▶ **Requirements**:
All entries are to be given again verbatim.

▶ **Data to use**:
## START

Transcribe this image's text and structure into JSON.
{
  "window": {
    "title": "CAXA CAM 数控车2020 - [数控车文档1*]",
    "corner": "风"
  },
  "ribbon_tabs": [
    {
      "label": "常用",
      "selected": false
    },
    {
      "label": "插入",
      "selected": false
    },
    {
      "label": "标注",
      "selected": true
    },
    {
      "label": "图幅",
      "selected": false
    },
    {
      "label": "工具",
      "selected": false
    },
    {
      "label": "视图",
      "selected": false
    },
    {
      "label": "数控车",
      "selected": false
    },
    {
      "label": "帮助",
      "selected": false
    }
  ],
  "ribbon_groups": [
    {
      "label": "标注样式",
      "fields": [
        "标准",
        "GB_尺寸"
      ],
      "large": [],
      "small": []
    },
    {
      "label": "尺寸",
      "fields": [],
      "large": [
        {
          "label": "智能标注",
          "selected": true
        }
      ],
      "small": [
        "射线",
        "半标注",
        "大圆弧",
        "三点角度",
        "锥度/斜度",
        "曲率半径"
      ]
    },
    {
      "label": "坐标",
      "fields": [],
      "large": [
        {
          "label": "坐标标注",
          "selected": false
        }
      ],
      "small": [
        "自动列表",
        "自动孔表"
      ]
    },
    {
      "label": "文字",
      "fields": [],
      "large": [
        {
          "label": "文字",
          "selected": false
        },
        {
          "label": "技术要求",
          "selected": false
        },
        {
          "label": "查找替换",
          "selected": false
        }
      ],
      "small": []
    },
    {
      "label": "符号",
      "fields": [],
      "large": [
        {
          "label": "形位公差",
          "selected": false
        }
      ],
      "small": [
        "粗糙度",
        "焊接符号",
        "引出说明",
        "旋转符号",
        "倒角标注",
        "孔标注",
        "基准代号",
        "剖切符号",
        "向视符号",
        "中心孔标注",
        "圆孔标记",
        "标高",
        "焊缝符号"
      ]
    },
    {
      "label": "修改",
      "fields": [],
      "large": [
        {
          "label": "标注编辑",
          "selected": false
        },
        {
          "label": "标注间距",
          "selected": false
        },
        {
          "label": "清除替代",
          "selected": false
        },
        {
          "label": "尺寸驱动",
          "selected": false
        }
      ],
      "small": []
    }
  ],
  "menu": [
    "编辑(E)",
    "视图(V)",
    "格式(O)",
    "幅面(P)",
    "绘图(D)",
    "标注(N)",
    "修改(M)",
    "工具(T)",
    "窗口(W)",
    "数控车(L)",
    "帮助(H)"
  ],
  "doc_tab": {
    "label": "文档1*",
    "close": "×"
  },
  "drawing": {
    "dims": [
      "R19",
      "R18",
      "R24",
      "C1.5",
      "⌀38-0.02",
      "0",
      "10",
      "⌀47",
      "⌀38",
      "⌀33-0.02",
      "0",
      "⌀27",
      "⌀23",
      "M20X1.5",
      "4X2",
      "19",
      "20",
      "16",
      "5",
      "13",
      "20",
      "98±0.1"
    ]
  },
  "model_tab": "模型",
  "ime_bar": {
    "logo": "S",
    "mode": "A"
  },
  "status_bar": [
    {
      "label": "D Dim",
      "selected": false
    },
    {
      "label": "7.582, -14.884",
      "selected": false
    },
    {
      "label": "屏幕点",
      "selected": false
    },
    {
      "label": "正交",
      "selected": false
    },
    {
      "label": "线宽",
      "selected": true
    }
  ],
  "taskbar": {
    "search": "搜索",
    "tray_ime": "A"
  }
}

## END

▶ **Output for this task**:
Transcribe this image's text and structure into JSON.
{
  "window": {
    "title": "CAXA CAM 数控车2020 - [数控车文档1*]",
    "corner": "风"
  },
  "ribbon_tabs": [
    {
      "label": "常用",
      "selected": false
    },
    {
      "label": "插入",
      "selected": false
    },
    {
      "label": "标注",
      "selected": true
    },
    {
      "label": "图幅",
      "selected": false
    },
    {
      "label": "工具",
      "selected": false
    },
    {
      "label": "视图",
      "selected": false
    },
    {
      "label": "数控车",
      "selected": false
    },
    {
      "label": "帮助",
      "selected": false
    }
  ],
  "ribbon_groups": [
    {
      "label": "标注样式",
      "fields": [
        "标准",
        "GB_尺寸"
      ],
      "large": [],
      "small": []
    },
    {
      "label": "尺寸",
      "fields": [],
      "large": [
        {
          "label": "智能标注",
          "selected": true
        }
      ],
      "small": [
        "射线",
        "半标注",
        "大圆弧",
        "三点角度",
        "锥度/斜度",
        "曲率半径"
      ]
    },
    {
      "label": "坐标",
      "fields": [],
      "large": [
        {
          "label": "坐标标注",
          "selected": false
        }
      ],
      "small": [
        "自动列表",
        "自动孔表"
      ]
    },
    {
      "label": "文字",
      "fields": [],
      "large": [
        {
          "label": "文字",
          "selected": false
        },
        {
          "label": "技术要求",
          "selected": false
        },
        {
          "label": "查找替换",
          "selected": false
        }
      ],
      "small": []
    },
    {
      "label": "符号",
      "fields": [],
      "large": [
        {
          "label": "形位公差",
          "selected": false
        }
      ],
      "small": [
        "粗糙度",
        "焊接符号",
        "引出说明",
        "旋转符号",
        "倒角标注",
        "孔标注",
        "基准代号",
        "剖切符号",
        "向视符号",
        "中心孔标注",
        "圆孔标记",
        "标高",
        "焊缝符号"
      ]
    },
    {
      "label": "修改",
      "fields": [],
      "large": [
        {
          "label": "标注编辑",
          "selected": false
        },
        {
          "label": "标注间距",
          "selected": false
        },
        {
          "label": "清除替代",
          "selected": false
        },
        {
          "label": "尺寸驱动",
          "selected": false
        }
      ],
      "small": []
    }
  ],
  "menu": [
    "编辑(E)",
    "视图(V)",
    "格式(O)",
    "幅面(P)",
    "绘图(D)",
    "标注(N)",
    "修改(M)",
    "工具(T)",
    "窗口(W)",
    "数控车(L)",
    "帮助(H)"
  ],
  "doc_tab": {
    "label": "文档1*",
    "close": "×"
  },
  "drawing": {
    "dims": [
      "R19",
      "R18",
      "R24",
      "C1.5",
      "⌀38-0.02",
      "0",
      "10",
      "⌀47",
      "⌀38",
      "⌀33-0.02",
      "0",
      "⌀27",
      "⌀23",
      "M20X1.5",
      "4X2",
      "19",
      "20",
      "16",
      "5",
      "13",
      "20",
      "98±0.1"
    ]
  },
  "model_tab": "模型",
  "ime_bar": {
    "logo": "S",
    "mode": "A"
  },
  "status_bar": [
    {
      "label": "D Dim",
      "selected": false
    },
    {
      "label": "7.582, -14.884",
      "selected": false
    },
    {
      "label": "屏幕点",
      "selected": false
    },
    {
      "label": "正交",
      "selected": false
    },
    {
      "label": "线宽",
      "selected": true
    }
  ],
  "taskbar": {
    "search": "搜索",
    "tray_ime": "A"
  }
}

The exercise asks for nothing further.